* **Task instructions**: Lines holding the string "Read" are the ones to copy from this listing.

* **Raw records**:

______________________________

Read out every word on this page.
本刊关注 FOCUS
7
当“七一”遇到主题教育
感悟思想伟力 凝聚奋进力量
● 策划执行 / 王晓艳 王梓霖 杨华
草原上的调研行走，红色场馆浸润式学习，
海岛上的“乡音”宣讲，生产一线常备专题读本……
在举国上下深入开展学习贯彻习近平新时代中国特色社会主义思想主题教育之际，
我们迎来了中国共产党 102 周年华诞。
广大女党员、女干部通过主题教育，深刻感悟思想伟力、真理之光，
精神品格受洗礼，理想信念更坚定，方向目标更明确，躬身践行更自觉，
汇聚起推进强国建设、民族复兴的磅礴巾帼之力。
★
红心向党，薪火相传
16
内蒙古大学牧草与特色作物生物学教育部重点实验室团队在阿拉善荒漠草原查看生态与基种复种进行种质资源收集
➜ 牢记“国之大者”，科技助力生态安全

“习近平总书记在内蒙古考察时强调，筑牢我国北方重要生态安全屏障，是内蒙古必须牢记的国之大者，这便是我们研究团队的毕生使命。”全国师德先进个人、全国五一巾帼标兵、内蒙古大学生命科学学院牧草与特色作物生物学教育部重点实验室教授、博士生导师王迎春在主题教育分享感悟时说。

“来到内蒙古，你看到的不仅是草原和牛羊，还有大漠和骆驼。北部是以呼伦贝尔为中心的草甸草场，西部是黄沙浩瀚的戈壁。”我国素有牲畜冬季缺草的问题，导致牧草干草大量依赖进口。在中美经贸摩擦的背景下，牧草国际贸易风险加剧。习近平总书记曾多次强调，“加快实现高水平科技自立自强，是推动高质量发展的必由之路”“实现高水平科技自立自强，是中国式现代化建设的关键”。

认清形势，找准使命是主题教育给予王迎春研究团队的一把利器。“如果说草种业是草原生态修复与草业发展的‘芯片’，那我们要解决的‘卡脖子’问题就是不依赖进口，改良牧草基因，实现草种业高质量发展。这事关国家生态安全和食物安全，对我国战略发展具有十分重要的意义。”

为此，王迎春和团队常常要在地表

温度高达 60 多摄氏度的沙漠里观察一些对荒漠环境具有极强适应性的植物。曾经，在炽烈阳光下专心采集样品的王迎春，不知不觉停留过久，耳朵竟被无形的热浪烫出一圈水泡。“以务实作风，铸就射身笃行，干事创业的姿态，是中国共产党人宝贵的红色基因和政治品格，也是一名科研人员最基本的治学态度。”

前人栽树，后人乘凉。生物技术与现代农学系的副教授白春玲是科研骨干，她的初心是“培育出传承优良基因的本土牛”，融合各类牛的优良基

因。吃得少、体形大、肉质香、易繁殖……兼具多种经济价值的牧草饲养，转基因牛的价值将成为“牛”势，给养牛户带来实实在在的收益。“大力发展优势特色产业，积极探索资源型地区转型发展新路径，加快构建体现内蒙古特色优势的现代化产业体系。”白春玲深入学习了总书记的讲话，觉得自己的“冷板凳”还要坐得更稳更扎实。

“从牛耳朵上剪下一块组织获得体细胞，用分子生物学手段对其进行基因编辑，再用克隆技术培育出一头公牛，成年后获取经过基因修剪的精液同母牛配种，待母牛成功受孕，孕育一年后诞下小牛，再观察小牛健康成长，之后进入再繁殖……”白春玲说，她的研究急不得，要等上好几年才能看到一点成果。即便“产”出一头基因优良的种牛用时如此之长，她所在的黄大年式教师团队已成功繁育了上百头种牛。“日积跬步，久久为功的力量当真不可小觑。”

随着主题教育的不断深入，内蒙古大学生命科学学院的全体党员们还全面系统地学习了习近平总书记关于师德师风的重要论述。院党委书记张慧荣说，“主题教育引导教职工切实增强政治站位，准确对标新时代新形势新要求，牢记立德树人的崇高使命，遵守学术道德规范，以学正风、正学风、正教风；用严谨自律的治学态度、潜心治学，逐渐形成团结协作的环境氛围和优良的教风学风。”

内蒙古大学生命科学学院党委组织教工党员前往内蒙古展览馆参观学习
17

______________________________

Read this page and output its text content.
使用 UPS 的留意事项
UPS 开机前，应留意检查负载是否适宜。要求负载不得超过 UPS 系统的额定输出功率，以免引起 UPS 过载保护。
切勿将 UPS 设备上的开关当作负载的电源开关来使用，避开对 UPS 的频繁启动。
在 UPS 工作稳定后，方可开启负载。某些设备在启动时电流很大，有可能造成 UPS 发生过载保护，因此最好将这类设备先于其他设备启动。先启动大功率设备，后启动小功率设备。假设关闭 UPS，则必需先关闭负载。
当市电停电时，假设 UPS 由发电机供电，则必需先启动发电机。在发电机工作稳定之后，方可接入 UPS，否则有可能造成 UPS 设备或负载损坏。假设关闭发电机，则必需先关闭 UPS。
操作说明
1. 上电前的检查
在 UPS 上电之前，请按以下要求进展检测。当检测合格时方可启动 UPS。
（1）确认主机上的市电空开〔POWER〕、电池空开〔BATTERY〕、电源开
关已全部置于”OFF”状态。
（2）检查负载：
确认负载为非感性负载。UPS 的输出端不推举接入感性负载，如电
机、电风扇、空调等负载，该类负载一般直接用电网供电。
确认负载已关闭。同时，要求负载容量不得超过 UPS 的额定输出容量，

______________________________

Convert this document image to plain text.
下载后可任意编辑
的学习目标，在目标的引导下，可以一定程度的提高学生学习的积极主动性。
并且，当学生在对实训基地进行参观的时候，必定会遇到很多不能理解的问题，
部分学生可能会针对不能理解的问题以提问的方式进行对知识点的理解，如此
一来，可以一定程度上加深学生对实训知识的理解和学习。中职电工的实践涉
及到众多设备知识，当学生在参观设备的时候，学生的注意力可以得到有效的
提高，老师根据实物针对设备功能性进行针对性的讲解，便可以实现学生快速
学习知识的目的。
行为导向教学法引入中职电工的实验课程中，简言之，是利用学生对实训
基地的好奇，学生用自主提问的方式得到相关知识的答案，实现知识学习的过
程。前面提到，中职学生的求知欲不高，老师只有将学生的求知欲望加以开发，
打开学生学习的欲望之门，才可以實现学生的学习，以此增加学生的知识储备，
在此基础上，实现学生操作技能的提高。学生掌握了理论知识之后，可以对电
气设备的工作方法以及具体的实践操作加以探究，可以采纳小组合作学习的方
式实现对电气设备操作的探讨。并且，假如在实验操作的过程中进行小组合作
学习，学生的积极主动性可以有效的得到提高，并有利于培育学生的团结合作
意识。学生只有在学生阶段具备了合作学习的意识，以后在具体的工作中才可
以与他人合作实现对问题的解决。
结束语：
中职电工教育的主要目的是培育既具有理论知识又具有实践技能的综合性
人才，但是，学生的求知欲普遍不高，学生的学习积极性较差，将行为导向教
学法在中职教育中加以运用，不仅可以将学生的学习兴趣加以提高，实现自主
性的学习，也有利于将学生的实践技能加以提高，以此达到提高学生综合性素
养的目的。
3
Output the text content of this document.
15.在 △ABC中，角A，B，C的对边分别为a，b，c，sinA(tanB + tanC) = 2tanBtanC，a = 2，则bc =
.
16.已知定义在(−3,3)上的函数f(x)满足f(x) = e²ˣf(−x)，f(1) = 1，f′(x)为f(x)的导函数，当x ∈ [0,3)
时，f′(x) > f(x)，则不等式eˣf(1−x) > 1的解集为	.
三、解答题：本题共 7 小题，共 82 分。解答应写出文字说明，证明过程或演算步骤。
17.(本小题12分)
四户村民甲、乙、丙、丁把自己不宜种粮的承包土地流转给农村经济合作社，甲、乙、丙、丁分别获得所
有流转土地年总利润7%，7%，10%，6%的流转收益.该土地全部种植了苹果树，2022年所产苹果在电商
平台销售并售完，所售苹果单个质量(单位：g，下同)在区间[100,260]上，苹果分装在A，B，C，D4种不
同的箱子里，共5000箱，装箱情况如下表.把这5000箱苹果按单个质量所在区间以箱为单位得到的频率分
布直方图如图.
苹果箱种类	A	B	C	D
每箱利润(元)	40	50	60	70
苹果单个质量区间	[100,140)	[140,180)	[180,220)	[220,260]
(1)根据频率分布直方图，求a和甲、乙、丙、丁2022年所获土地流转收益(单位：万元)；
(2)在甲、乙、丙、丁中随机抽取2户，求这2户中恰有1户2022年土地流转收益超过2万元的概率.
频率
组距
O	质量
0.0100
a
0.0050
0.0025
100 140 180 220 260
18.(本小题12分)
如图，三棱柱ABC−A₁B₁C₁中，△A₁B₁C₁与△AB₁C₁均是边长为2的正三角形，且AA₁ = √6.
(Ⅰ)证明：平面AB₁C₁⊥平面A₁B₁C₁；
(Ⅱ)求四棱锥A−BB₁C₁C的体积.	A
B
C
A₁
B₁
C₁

______________________________

* **Written solution**:
Read out every word on this page.
Read this page and output its text content.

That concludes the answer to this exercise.